● **STATED GOAL**
Without the pictures, return all of the material exactly as written.

● **GIVEN DATA**
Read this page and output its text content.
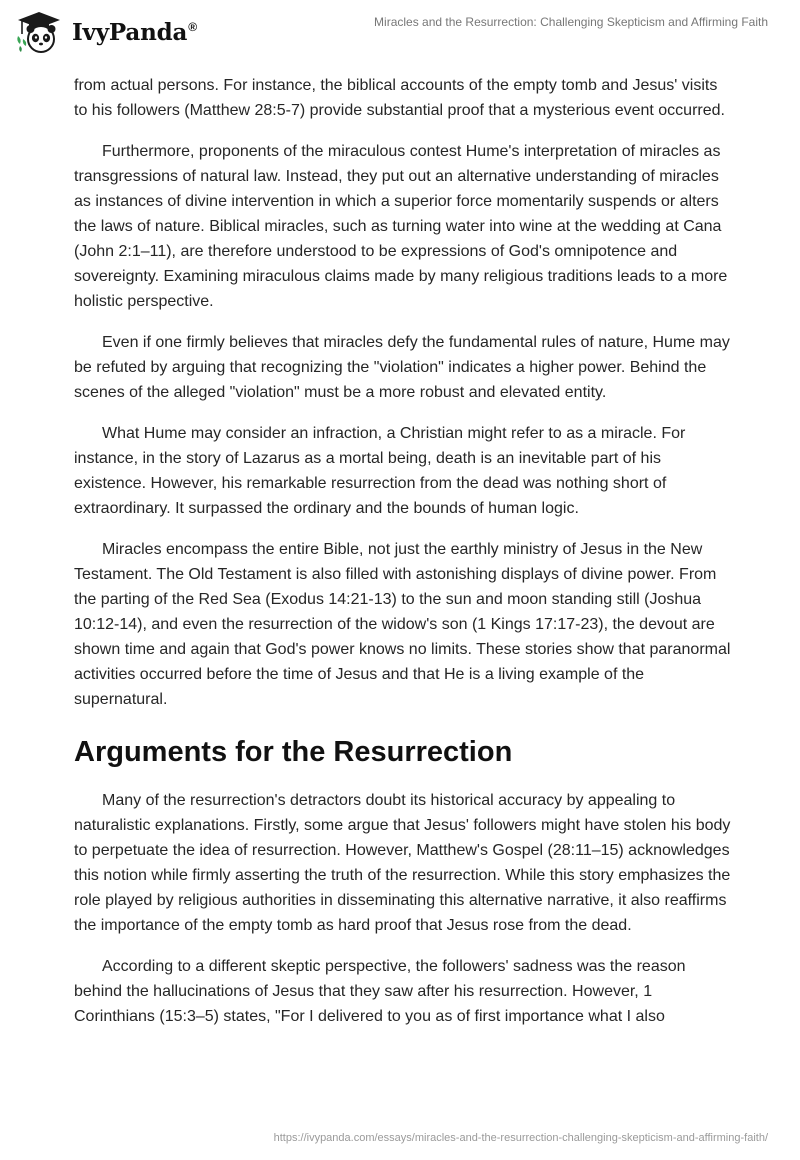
IvyPanda®	Miracles and the Resurrection: Challenging Skepticism and Affirming Faith

from actual persons. For instance, the biblical accounts of the empty tomb and Jesus' visits to his followers (Matthew 28:5-7) provide substantial proof that a mysterious event occurred.

Furthermore, proponents of the miraculous contest Hume's interpretation of miracles as transgressions of natural law. Instead, they put out an alternative understanding of miracles as instances of divine intervention in which a superior force momentarily suspends or alters the laws of nature. Biblical miracles, such as turning water into wine at the wedding at Cana (John 2:1–11), are therefore understood to be expressions of God's omnipotence and sovereignty. Examining miraculous claims made by many religious traditions leads to a more holistic perspective.

Even if one firmly believes that miracles defy the fundamental rules of nature, Hume may be refuted by arguing that recognizing the "violation" indicates a higher power. Behind the scenes of the alleged "violation" must be a more robust and elevated entity.

What Hume may consider an infraction, a Christian might refer to as a miracle. For instance, in the story of Lazarus as a mortal being, death is an inevitable part of his existence. However, his remarkable resurrection from the dead was nothing short of extraordinary. It surpassed the ordinary and the bounds of human logic.

Miracles encompass the entire Bible, not just the earthly ministry of Jesus in the New Testament. The Old Testament is also filled with astonishing displays of divine power. From the parting of the Red Sea (Exodus 14:21-13) to the sun and moon standing still (Joshua 10:12-14), and even the resurrection of the widow's son (1 Kings 17:17-23), the devout are shown time and again that God's power knows no limits. These stories show that paranormal activities occurred before the time of Jesus and that He is a living example of the supernatural.

Arguments for the Resurrection

Many of the resurrection's detractors doubt its historical accuracy by appealing to naturalistic explanations. Firstly, some argue that Jesus' followers might have stolen his body to perpetuate the idea of resurrection. However, Matthew's Gospel (28:11–15) acknowledges this notion while firmly asserting the truth of the resurrection. While this story emphasizes the role played by religious authorities in disseminating this alternative narrative, it also reaffirms the importance of the empty tomb as hard proof that Jesus rose from the dead.

According to a different skeptic perspective, the followers' sadness was the reason behind the hallucinations of Jesus that they saw after his resurrection. However, 1 Corinthians (15:3–5) states, "For I delivered to you as of first importance what I also

https://ivypanda.com/essays/miracles-and-the-resurrection-challenging-skepticism-and-affirming-faith/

● **FULL ANSWER**
Read this page and output its text content.
IvyPanda®	Miracles and the Resurrection: Challenging Skepticism and Affirming Faith

from actual persons. For instance, the biblical accounts of the empty tomb and Jesus' visits to his followers (Matthew 28:5-7) provide substantial proof that a mysterious event occurred.

Furthermore, proponents of the miraculous contest Hume's interpretation of miracles as transgressions of natural law. Instead, they put out an alternative understanding of miracles as instances of divine intervention in which a superior force momentarily suspends or alters the laws of nature. Biblical miracles, such as turning water into wine at the wedding at Cana (John 2:1–11), are therefore understood to be expressions of God's omnipotence and sovereignty. Examining miraculous claims made by many religious traditions leads to a more holistic perspective.

Even if one firmly believes that miracles defy the fundamental rules of nature, Hume may be refuted by arguing that recognizing the "violation" indicates a higher power. Behind the scenes of the alleged "violation" must be a more robust and elevated entity.

What Hume may consider an infraction, a Christian might refer to as a miracle. For instance, in the story of Lazarus as a mortal being, death is an inevitable part of his existence. However, his remarkable resurrection from the dead was nothing short of extraordinary. It surpassed the ordinary and the bounds of human logic.

Miracles encompass the entire Bible, not just the earthly ministry of Jesus in the New Testament. The Old Testament is also filled with astonishing displays of divine power. From the parting of the Red Sea (Exodus 14:21-13) to the sun and moon standing still (Joshua 10:12-14), and even the resurrection of the widow's son (1 Kings 17:17-23), the devout are shown time and again that God's power knows no limits. These stories show that paranormal activities occurred before the time of Jesus and that He is a living example of the supernatural.

Arguments for the Resurrection

Many of the resurrection's detractors doubt its historical accuracy by appealing to naturalistic explanations. Firstly, some argue that Jesus' followers might have stolen his body to perpetuate the idea of resurrection. However, Matthew's Gospel (28:11–15) acknowledges this notion while firmly asserting the truth of the resurrection. While this story emphasizes the role played by religious authorities in disseminating this alternative narrative, it also reaffirms the importance of the empty tomb as hard proof that Jesus rose from the dead.

According to a different skeptic perspective, the followers' sadness was the reason behind the hallucinations of Jesus that they saw after his resurrection. However, 1 Corinthians (15:3–5) states, "For I delivered to you as of first importance what I also

https://ivypanda.com/essays/miracles-and-the-resurrection-challenging-skepticism-and-affirming-faith/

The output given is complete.